[Data records]
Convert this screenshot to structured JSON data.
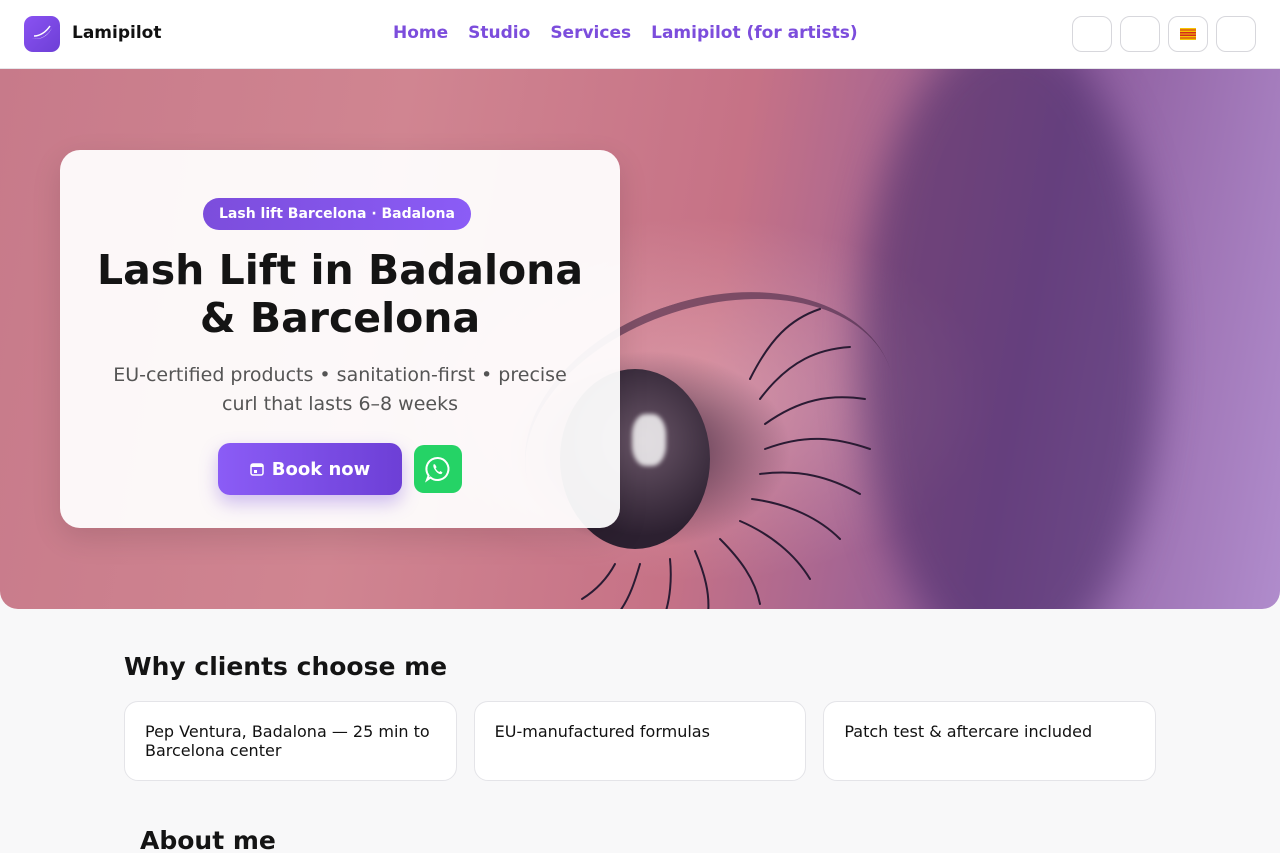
{
  "header": {
    "brand": "Lamipilot",
    "nav": [
      "Home",
      "Studio",
      "Services",
      "Lamipilot (for artists)"
    ],
    "lang_buttons": [
      "",
      "",
      "",
      ""
    ]
  },
  "hero": {
    "badge": "Lash lift Barcelona · Badalona",
    "title": "Lash Lift in Badalona & Barcelona",
    "subtitle": "EU-certified products • sanitation-first • precise curl that lasts 6–8 weeks",
    "book_label": "Book now",
    "book_icon": "calendar-icon",
    "whatsapp_icon": "whatsapp-icon"
  },
  "why": {
    "title": "Why clients choose me",
    "features": [
      "Pep Ventura, Badalona — 25 min to Barcelona center",
      "EU-manufactured formulas",
      "Patch test & aftercare included"
    ]
  },
  "about": {
    "title": "About me"
  },
  "colors": {
    "accent": "#7c4ddc",
    "whatsapp": "#25d366",
    "background": "#f8f8f9"
  }
}
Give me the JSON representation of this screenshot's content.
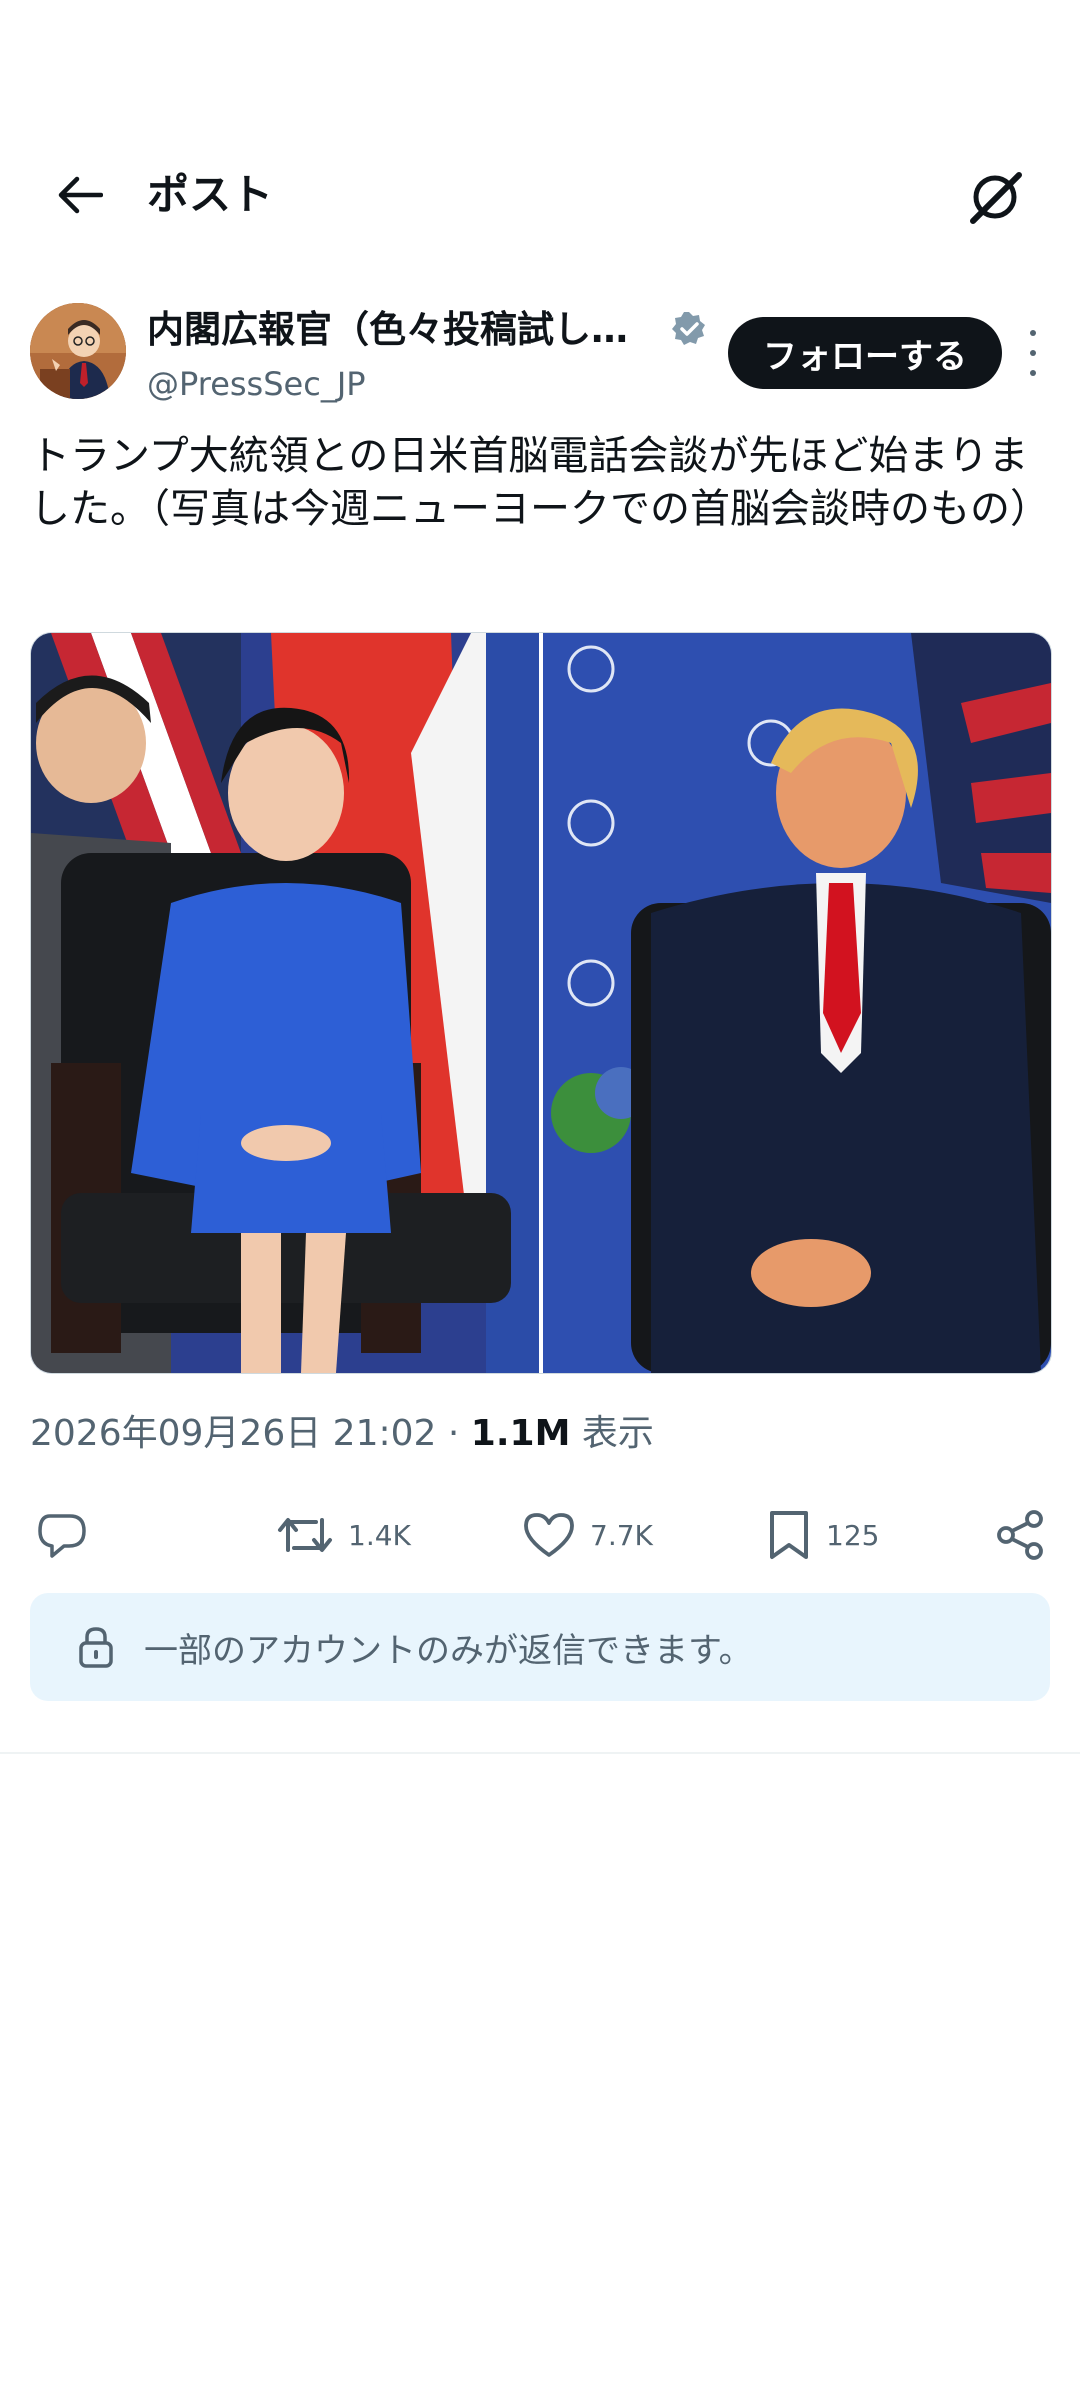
{
  "header": {
    "title": "ポスト",
    "back_icon": "arrow-left-icon",
    "grok_icon": "grok-icon"
  },
  "author": {
    "name": "内閣広報官（色々投稿試し…",
    "handle": "@PressSec_JP",
    "verified": true,
    "follow_label": "フォローする"
  },
  "post": {
    "text": "トランプ大統領との日米首脳電話会談が先ほど始まりました。（写真は今週ニューヨークでの首脳会談時のもの）"
  },
  "meta": {
    "timestamp": "2026年09月26日 21:02",
    "separator": "·",
    "views": "1.1M",
    "views_label": "表示"
  },
  "actions": {
    "reply_icon": "reply-icon",
    "repost_count": "1.4K",
    "like_count": "7.7K",
    "bookmark_count": "125",
    "share_icon": "share-icon"
  },
  "reply_restriction": {
    "text": "一部のアカウントのみが返信できます。"
  },
  "colors": {
    "text": "#0f1419",
    "secondary": "#536471",
    "follow_bg": "#0f1419",
    "restriction_bg": "#e8f5fd",
    "verified": "#829aab"
  }
}
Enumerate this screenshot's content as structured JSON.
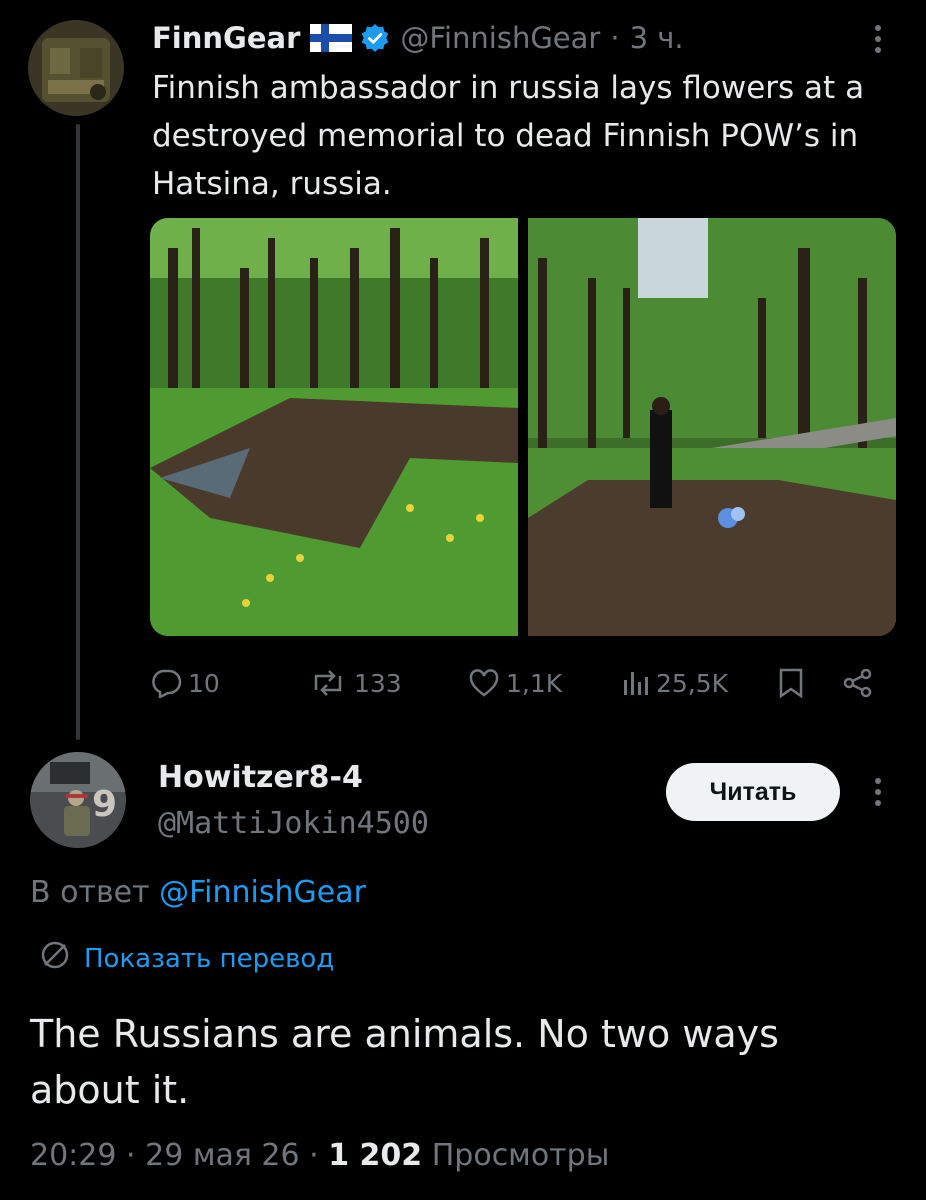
{
  "tweet": {
    "author_name": "FinnGear",
    "handle": "@FinnishGear",
    "time": "3 ч.",
    "separator": "·",
    "text": "Finnish ambassador in russia lays flowers at a destroyed memorial to dead Finnish POW’s in Hatsina, russia.",
    "stats": {
      "replies": "10",
      "reposts": "133",
      "likes": "1,1K",
      "views": "25,5K"
    }
  },
  "reply": {
    "author_name": "Howitzer8-4",
    "handle": "@MattiJokin4500",
    "follow_label": "Читать",
    "reply_prefix": "В ответ",
    "reply_to_handle": "@FinnishGear",
    "show_translation_label": "Показать перевод",
    "text": "The Russians are animals. No two ways about it.",
    "time": "20:29",
    "date": "29 мая 26",
    "views_count": "1 202",
    "views_label": "Просмотры",
    "separator": "·"
  },
  "icons": {
    "more": "more-dots-icon",
    "verified": "verified-badge-icon",
    "flag": "finland-flag-icon",
    "reply": "reply-bubble-icon",
    "repost": "repost-icon",
    "like": "heart-icon",
    "views": "views-bars-icon",
    "bookmark": "bookmark-icon",
    "share": "share-icon",
    "translate": "translate-globe-icon"
  },
  "colors": {
    "background": "#000000",
    "text_primary": "#e7e9ea",
    "text_secondary": "#71767b",
    "accent": "#1d9bf0",
    "follow_button_bg": "#eff3f4"
  }
}
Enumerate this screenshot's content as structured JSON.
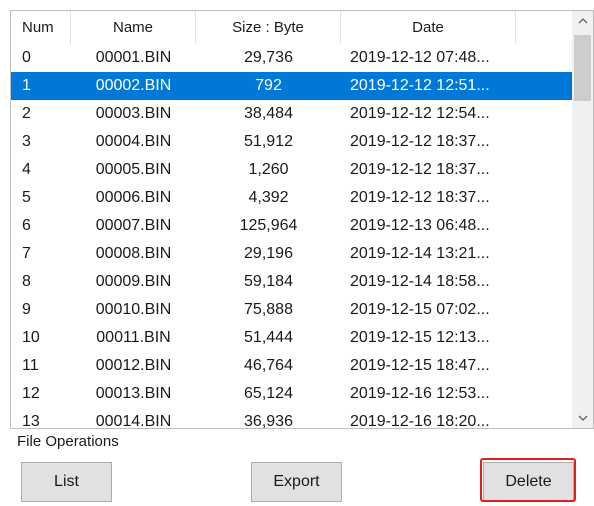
{
  "table": {
    "columns": [
      {
        "label": "Num"
      },
      {
        "label": "Name"
      },
      {
        "label": "Size : Byte"
      },
      {
        "label": "Date"
      }
    ],
    "selected_index": 1,
    "rows": [
      {
        "num": "0",
        "name": "00001.BIN",
        "size": "29,736",
        "date": "2019-12-12 07:48..."
      },
      {
        "num": "1",
        "name": "00002.BIN",
        "size": "792",
        "date": "2019-12-12 12:51..."
      },
      {
        "num": "2",
        "name": "00003.BIN",
        "size": "38,484",
        "date": "2019-12-12 12:54..."
      },
      {
        "num": "3",
        "name": "00004.BIN",
        "size": "51,912",
        "date": "2019-12-12 18:37..."
      },
      {
        "num": "4",
        "name": "00005.BIN",
        "size": "1,260",
        "date": "2019-12-12 18:37..."
      },
      {
        "num": "5",
        "name": "00006.BIN",
        "size": "4,392",
        "date": "2019-12-12 18:37..."
      },
      {
        "num": "6",
        "name": "00007.BIN",
        "size": "125,964",
        "date": "2019-12-13 06:48..."
      },
      {
        "num": "7",
        "name": "00008.BIN",
        "size": "29,196",
        "date": "2019-12-14 13:21..."
      },
      {
        "num": "8",
        "name": "00009.BIN",
        "size": "59,184",
        "date": "2019-12-14 18:58..."
      },
      {
        "num": "9",
        "name": "00010.BIN",
        "size": "75,888",
        "date": "2019-12-15 07:02..."
      },
      {
        "num": "10",
        "name": "00011.BIN",
        "size": "51,444",
        "date": "2019-12-15 12:13..."
      },
      {
        "num": "11",
        "name": "00012.BIN",
        "size": "46,764",
        "date": "2019-12-15 18:47..."
      },
      {
        "num": "12",
        "name": "00013.BIN",
        "size": "65,124",
        "date": "2019-12-16 12:53..."
      },
      {
        "num": "13",
        "name": "00014.BIN",
        "size": "36,936",
        "date": "2019-12-16 18:20..."
      }
    ]
  },
  "scrollbar": {
    "up_icon": "chevron-up-icon",
    "down_icon": "chevron-down-icon"
  },
  "file_operations": {
    "group_label": "File Operations",
    "list_label": "List",
    "export_label": "Export",
    "delete_label": "Delete"
  },
  "colors": {
    "selection": "#0078d7",
    "highlight_box": "#e01f1f",
    "button_face": "#e1e1e1"
  }
}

→ Problem details:
Collect the complete line wherever the string "Lash" appears in the records.

→ Solution below:
    "badge": "Lash lift Barcelona · Badalona",
    "title": "Lash Lift in Badalona & Barcelona",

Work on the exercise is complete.